▶ Given request
Copy out all lines that carry the word "values".

::: Data provided :::

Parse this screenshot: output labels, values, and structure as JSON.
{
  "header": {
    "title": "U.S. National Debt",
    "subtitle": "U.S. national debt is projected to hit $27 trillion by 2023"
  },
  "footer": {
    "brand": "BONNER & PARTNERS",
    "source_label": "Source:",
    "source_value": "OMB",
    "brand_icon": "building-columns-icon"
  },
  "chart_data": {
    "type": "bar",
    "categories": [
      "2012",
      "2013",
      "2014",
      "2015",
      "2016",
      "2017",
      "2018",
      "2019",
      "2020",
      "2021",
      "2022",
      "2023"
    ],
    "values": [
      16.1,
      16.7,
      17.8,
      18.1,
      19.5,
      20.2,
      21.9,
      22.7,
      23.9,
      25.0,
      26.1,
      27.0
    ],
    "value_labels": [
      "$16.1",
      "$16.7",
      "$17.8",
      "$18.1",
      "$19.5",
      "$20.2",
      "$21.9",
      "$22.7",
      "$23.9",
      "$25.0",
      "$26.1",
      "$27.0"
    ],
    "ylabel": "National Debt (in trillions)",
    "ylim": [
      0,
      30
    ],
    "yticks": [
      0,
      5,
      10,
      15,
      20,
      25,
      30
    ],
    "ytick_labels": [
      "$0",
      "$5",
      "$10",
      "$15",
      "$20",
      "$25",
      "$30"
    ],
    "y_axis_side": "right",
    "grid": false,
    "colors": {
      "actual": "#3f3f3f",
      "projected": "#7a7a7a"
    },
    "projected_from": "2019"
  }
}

:::

▶ Exercise response
Parse this screenshot: output labels, values, and structure as JSON.
    "values": [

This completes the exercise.